Copy out the stretch of items below from the line containing "Give me the" through the line containing "book-spine [0,158,70,185]", word for word, and omit the pictures from your answer.

Supplied information
[BEGIN]

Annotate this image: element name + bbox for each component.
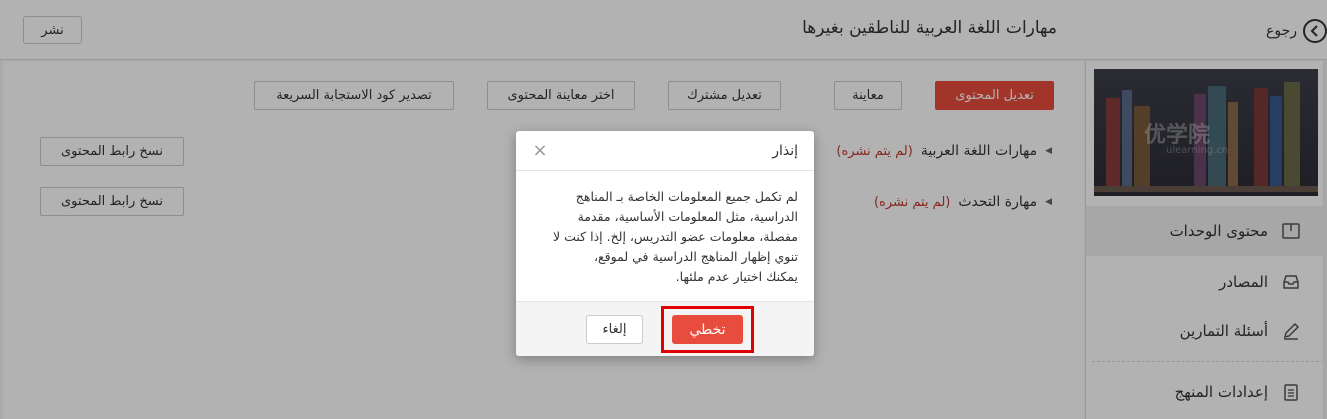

[END]
[BEGIN]

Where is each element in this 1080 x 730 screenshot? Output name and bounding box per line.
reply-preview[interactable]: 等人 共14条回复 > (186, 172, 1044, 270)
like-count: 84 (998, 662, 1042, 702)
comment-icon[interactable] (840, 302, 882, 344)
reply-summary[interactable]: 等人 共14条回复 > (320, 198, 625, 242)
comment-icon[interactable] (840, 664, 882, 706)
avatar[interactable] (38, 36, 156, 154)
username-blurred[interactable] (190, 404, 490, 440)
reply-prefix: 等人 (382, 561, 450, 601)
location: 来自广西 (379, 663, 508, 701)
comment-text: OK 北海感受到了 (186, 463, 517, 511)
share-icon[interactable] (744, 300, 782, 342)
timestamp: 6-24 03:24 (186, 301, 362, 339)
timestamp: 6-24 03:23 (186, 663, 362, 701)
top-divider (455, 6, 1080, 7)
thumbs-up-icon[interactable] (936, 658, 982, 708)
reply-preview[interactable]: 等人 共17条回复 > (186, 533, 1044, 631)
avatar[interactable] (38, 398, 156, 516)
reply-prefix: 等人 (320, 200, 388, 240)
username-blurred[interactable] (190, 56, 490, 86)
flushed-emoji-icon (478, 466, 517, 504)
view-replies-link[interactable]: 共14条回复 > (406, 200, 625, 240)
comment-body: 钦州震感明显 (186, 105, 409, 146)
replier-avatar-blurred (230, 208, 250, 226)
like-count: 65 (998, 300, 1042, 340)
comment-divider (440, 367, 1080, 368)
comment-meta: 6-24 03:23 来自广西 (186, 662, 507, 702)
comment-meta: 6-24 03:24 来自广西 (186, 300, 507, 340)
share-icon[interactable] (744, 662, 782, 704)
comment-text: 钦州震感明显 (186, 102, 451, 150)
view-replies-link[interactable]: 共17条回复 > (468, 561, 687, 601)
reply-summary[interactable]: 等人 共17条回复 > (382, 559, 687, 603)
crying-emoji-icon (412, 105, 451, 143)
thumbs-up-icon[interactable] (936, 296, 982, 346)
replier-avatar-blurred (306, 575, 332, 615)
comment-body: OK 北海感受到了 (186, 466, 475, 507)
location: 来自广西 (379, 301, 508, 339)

[END]
[BEGIN]

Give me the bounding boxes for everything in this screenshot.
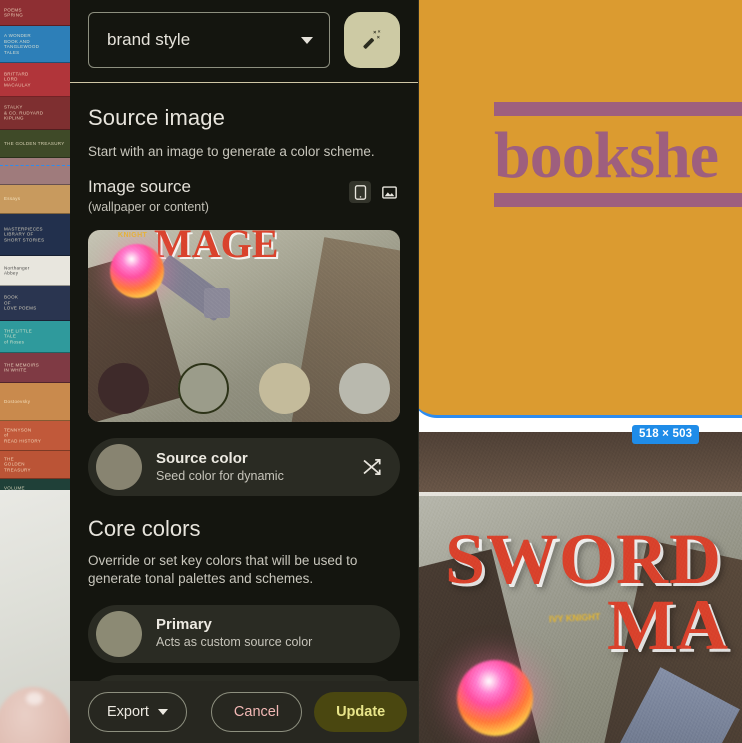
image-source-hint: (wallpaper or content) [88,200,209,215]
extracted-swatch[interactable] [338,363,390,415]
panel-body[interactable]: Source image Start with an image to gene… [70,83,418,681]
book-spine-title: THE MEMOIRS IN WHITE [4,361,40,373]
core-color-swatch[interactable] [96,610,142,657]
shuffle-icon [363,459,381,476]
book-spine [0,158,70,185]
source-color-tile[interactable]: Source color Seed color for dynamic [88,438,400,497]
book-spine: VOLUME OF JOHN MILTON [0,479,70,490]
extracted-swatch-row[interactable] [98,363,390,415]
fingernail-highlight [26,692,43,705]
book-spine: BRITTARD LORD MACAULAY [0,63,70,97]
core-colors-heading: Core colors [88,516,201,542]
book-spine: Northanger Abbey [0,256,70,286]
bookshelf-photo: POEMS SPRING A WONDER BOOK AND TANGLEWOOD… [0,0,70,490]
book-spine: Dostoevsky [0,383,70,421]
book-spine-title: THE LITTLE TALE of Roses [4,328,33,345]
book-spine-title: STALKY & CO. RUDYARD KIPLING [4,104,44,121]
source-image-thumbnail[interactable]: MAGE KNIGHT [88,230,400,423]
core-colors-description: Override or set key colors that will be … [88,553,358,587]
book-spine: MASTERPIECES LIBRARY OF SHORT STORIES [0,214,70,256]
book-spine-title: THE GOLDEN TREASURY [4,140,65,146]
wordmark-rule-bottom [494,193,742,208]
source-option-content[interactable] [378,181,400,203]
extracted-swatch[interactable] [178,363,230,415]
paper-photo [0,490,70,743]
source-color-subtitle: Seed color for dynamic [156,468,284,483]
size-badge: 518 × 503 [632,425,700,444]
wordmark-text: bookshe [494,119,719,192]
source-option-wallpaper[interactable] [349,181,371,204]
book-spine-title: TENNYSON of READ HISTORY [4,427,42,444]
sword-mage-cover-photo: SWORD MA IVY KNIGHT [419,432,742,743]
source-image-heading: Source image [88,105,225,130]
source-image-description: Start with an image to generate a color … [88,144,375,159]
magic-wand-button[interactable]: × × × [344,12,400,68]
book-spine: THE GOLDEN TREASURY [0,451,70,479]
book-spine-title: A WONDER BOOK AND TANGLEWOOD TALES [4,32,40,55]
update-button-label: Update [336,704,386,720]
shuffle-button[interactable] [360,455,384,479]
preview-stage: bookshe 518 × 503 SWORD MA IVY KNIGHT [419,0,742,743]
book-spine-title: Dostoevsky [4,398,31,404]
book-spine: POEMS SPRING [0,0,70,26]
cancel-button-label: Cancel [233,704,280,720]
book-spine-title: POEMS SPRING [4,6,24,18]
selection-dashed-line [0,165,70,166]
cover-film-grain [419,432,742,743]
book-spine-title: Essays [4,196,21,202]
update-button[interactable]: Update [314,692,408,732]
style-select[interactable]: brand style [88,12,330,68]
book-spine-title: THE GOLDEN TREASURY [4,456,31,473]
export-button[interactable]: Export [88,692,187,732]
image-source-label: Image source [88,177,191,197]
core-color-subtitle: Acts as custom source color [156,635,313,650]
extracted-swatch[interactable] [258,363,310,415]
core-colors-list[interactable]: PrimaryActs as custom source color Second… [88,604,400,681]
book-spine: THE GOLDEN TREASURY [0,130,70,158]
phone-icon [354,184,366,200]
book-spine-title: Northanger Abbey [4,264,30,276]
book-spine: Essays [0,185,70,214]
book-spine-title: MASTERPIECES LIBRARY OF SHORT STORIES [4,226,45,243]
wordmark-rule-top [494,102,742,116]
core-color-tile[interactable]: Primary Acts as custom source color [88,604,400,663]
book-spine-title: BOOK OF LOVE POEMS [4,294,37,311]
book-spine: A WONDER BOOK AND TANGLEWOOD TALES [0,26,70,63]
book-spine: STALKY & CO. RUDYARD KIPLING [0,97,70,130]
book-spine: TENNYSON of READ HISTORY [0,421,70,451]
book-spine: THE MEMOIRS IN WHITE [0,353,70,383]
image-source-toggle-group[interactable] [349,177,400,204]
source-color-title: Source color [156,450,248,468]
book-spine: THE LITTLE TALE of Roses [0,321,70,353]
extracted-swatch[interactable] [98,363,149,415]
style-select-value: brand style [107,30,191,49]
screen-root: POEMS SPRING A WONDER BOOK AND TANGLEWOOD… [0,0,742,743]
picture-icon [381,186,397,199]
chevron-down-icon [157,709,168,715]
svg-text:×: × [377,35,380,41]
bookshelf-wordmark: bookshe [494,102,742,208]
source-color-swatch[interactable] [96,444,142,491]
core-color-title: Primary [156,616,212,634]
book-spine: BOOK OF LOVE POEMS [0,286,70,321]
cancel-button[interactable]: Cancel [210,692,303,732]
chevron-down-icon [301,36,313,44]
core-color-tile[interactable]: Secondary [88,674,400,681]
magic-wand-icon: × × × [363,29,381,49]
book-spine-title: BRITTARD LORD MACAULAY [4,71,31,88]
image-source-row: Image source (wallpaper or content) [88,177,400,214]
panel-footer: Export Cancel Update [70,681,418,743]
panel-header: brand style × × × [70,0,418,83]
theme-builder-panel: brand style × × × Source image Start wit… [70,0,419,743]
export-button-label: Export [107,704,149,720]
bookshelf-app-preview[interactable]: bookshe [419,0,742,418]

[END]

Result of this task
Give me the bounding boxes for everything in this screenshot.
image-source-hint: (wallpaper or content) [88,200,209,215]
extracted-swatch[interactable] [338,363,390,415]
panel-body[interactable]: Source image Start with an image to gene… [70,83,418,681]
book-spine-title: THE MEMOIRS IN WHITE [4,361,40,373]
core-color-swatch[interactable] [96,610,142,657]
shuffle-icon [363,459,381,476]
book-spine [0,158,70,185]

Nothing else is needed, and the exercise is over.